Problem details: Find each line with the string "type" and copy it.

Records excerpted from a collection
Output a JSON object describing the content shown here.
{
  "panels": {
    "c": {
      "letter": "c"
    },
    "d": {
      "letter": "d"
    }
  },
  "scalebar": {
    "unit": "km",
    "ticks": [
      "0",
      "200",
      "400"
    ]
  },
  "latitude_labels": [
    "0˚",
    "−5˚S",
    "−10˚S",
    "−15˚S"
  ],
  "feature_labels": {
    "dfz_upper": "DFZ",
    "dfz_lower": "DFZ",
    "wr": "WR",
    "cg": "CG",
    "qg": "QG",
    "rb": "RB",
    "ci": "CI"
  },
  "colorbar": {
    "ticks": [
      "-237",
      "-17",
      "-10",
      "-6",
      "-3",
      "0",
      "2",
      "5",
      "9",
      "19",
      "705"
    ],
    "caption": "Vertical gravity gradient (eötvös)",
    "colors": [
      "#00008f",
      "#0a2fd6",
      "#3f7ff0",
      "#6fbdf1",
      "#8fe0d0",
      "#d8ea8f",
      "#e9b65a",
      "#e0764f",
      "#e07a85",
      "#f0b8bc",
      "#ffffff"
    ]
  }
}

...

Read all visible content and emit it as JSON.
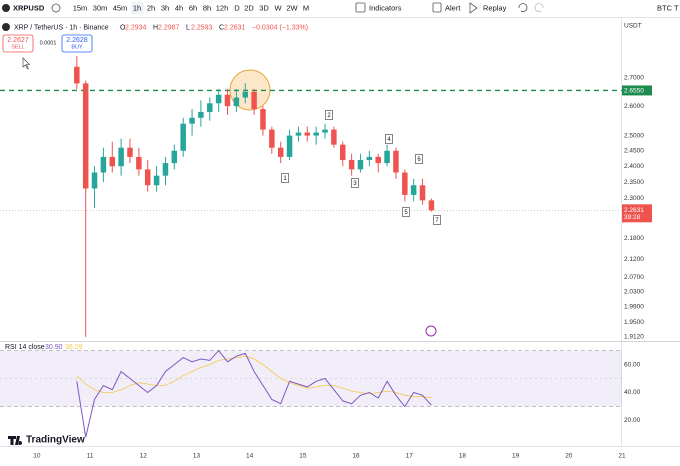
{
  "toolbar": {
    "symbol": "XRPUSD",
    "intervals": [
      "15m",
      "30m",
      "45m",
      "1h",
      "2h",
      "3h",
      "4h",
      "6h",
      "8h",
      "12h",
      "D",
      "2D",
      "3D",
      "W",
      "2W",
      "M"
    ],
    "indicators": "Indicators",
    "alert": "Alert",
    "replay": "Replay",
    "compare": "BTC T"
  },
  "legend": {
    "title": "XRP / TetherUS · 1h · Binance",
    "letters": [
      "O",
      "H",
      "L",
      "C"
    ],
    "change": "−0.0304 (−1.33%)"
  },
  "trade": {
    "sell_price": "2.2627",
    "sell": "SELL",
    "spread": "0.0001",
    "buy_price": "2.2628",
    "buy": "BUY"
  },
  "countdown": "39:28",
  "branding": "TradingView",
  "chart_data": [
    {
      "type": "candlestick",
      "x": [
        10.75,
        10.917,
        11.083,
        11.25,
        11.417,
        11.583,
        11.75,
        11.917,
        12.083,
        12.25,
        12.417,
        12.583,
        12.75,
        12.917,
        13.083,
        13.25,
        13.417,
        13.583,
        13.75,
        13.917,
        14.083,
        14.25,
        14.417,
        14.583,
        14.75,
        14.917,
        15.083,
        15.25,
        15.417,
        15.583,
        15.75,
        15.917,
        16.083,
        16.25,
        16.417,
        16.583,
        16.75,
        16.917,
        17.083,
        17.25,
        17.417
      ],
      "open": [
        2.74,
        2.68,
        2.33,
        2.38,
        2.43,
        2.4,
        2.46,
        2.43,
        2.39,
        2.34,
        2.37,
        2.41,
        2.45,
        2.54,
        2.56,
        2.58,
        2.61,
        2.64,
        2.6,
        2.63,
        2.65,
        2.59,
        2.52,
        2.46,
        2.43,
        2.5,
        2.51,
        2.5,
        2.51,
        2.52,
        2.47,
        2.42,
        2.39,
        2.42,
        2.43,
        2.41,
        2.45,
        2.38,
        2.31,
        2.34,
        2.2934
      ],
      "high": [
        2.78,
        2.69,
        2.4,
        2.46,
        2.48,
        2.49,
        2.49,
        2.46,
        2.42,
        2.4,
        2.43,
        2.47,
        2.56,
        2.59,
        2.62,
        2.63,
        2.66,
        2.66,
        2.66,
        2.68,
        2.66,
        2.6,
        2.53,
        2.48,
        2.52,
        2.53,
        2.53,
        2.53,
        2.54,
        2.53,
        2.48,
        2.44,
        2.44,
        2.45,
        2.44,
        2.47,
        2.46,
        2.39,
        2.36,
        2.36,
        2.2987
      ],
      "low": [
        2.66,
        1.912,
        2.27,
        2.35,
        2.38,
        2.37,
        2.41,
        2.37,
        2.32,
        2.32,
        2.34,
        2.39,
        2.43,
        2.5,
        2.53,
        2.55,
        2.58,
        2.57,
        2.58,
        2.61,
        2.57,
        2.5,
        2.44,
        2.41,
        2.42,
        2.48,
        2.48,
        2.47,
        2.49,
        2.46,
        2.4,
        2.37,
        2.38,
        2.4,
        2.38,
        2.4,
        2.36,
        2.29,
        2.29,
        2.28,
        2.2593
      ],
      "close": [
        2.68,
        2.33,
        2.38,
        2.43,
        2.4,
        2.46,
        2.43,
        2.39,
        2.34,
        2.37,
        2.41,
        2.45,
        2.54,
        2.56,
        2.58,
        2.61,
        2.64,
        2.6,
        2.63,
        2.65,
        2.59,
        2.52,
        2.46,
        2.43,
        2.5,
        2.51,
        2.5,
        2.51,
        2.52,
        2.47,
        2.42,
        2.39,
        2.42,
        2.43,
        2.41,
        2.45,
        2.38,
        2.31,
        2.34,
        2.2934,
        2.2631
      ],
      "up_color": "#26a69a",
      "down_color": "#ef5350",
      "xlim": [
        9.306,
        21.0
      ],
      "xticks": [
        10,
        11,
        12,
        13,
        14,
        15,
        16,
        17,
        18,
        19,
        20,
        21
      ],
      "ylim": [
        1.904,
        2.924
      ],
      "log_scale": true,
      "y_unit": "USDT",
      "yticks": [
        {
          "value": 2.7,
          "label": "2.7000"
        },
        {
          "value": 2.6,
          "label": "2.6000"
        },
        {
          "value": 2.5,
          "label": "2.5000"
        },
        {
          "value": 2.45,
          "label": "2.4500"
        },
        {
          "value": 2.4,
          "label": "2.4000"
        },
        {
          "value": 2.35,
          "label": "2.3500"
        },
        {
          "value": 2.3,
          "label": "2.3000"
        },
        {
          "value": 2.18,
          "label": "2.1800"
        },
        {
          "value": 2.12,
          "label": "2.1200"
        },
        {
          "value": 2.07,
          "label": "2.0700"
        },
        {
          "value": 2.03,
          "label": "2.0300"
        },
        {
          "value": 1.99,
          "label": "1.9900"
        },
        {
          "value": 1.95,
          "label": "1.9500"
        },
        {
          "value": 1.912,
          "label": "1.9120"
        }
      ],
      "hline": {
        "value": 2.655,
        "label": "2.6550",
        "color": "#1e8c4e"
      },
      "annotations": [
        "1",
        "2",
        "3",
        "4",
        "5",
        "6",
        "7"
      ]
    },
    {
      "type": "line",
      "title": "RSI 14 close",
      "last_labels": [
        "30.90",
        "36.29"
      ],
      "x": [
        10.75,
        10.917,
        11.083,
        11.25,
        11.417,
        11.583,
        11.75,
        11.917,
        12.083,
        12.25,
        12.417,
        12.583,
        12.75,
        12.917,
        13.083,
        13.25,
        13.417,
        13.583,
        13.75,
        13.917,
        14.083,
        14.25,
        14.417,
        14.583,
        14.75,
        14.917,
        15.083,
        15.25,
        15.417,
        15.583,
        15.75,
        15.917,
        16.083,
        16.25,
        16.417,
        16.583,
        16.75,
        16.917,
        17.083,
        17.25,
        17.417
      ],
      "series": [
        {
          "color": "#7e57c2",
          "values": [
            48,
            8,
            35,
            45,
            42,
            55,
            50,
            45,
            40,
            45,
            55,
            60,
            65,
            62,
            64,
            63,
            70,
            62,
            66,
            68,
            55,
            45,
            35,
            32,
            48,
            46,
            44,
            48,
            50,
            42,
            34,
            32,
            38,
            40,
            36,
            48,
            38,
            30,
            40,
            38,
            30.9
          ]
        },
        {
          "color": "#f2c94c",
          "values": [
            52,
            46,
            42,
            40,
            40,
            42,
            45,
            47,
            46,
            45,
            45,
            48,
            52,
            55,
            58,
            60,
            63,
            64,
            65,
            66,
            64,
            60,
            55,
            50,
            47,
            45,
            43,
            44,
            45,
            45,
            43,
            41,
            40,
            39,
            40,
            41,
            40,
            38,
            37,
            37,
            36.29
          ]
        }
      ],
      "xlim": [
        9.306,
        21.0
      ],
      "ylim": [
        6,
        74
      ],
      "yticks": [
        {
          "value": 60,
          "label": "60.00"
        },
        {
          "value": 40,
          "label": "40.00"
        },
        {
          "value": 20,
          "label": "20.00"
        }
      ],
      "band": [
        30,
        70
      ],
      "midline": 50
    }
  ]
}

---

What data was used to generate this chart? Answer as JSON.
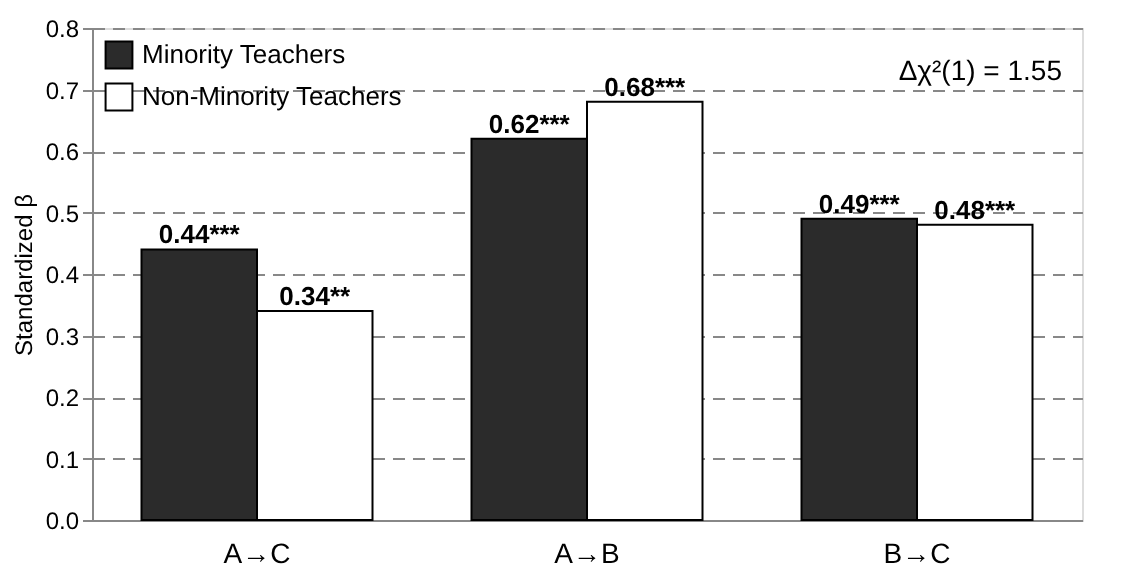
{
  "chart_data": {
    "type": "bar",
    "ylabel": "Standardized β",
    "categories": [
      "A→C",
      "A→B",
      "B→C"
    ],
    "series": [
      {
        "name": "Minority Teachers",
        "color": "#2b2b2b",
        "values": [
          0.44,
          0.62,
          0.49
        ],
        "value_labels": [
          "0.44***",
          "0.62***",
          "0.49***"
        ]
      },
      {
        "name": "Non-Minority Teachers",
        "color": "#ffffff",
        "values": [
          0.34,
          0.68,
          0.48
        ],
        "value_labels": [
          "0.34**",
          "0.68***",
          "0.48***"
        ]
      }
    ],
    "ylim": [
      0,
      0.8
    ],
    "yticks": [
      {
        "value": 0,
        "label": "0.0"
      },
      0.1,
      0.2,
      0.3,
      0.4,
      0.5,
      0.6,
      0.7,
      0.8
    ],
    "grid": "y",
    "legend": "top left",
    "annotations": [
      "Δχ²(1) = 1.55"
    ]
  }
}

Task output:
      "type": "candlestick",
      "type": "line",
    "type": "bar",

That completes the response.